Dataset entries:
━━━━━━━━━━━━━━━━━━━━━━━━━━━━━━
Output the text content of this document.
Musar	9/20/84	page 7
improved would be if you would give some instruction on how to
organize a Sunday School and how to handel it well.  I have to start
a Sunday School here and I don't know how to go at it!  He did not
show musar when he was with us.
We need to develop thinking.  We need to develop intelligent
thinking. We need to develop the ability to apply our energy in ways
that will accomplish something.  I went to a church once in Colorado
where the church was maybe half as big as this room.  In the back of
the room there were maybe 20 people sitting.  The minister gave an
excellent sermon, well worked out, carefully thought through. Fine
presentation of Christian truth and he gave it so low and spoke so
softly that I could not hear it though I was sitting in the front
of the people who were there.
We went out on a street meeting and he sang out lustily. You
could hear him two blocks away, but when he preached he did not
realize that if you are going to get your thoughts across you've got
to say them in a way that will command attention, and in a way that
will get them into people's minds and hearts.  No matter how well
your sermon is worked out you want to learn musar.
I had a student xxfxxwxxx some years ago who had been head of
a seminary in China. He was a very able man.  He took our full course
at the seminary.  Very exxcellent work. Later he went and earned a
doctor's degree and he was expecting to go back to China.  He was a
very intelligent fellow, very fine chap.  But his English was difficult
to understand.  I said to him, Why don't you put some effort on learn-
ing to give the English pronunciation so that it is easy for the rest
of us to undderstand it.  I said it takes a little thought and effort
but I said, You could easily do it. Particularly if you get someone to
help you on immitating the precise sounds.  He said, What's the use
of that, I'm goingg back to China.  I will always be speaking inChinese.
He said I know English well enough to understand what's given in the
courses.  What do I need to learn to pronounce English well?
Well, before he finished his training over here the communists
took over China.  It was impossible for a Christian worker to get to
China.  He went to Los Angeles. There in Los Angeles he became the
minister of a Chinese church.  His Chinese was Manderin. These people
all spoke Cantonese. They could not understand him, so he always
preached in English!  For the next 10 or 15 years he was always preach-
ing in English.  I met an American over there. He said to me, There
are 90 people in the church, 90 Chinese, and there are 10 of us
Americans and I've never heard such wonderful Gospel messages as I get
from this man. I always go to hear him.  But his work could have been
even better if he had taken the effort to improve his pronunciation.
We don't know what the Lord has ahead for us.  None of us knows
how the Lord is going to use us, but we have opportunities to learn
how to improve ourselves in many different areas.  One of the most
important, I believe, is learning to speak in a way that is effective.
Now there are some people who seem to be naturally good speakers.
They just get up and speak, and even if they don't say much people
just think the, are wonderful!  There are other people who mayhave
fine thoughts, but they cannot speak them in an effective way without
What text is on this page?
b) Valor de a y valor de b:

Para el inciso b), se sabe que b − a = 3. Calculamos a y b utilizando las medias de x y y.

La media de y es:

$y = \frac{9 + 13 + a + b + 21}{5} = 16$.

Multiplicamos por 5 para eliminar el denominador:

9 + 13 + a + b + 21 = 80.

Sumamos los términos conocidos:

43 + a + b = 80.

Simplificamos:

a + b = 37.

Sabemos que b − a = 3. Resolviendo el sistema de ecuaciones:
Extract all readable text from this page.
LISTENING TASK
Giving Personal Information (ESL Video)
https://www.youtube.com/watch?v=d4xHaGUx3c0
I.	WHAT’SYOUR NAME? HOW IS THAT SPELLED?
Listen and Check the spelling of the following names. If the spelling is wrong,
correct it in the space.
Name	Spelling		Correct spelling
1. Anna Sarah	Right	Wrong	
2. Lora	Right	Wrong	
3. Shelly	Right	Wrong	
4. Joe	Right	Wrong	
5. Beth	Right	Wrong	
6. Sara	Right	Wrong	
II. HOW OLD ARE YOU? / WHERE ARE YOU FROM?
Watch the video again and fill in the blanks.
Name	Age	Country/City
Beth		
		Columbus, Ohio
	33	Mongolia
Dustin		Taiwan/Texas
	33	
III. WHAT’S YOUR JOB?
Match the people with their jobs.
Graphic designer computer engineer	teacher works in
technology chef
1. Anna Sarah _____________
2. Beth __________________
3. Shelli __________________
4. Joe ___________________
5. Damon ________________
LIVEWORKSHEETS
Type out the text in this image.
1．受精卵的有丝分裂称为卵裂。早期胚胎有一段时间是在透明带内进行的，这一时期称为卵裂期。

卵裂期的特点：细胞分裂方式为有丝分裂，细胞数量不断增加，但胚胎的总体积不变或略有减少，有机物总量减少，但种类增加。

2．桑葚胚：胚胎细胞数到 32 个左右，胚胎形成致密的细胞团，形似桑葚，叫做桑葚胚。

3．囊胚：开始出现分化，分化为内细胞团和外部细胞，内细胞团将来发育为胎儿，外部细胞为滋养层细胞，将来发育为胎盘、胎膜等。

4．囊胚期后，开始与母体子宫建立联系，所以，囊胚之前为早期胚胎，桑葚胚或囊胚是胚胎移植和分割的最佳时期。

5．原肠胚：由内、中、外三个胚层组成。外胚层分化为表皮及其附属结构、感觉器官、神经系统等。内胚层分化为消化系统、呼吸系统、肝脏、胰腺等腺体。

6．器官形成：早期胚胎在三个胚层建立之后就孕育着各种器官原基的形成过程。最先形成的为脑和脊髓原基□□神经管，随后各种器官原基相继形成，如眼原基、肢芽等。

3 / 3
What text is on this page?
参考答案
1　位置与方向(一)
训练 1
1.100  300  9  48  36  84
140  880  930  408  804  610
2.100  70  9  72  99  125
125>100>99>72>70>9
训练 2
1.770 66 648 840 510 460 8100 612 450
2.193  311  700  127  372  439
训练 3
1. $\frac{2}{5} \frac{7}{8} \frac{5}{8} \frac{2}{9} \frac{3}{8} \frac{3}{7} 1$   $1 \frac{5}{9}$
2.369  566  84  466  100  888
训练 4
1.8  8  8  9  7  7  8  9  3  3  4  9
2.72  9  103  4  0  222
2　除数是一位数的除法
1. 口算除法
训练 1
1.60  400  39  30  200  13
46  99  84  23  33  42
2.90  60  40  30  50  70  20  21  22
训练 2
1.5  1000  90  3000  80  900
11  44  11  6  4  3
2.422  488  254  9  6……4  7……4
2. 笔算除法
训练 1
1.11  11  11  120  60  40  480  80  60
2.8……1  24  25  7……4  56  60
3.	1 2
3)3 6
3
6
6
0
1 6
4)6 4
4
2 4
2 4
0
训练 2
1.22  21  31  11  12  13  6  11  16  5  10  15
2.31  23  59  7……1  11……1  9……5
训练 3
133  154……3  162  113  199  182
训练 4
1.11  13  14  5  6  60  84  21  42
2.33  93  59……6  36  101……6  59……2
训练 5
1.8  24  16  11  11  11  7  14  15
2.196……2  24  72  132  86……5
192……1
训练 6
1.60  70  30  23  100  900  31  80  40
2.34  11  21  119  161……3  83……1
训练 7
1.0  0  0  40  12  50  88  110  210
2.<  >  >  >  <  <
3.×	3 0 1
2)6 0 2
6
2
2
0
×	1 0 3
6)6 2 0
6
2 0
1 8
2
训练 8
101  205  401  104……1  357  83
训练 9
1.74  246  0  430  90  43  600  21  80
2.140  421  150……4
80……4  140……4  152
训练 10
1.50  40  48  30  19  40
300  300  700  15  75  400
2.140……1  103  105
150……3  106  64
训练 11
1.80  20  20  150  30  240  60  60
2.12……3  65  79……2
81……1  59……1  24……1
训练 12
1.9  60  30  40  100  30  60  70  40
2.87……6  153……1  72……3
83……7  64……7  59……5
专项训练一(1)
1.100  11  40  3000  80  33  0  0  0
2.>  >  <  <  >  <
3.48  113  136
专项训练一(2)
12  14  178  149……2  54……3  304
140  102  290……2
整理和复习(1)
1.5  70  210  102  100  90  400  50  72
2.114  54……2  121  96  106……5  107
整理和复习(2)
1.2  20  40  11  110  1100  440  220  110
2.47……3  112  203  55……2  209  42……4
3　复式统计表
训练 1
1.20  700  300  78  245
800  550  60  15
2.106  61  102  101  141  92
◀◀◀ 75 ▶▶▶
━━━━━━━━━━━━━━━━━━━━━━━━━━━━━━
Task directions: Copy out all lines above that include the string "people".

Output for this task:
the room there were maybe 20 people sitting.  The minister gave an
of the people who were there.
will get them into people's minds and hearts.  No matter how well
minister of a Chinese church.  His Chinese was Manderin. These people
are 90 people in the church, 90 Chinese, and there are 10 of us
Now there are some people who seem to be naturally good speakers.
They just get up and speak, and even if they don't say much people
just think the, are wonderful!  There are other people who mayhave
Match the people with their jobs.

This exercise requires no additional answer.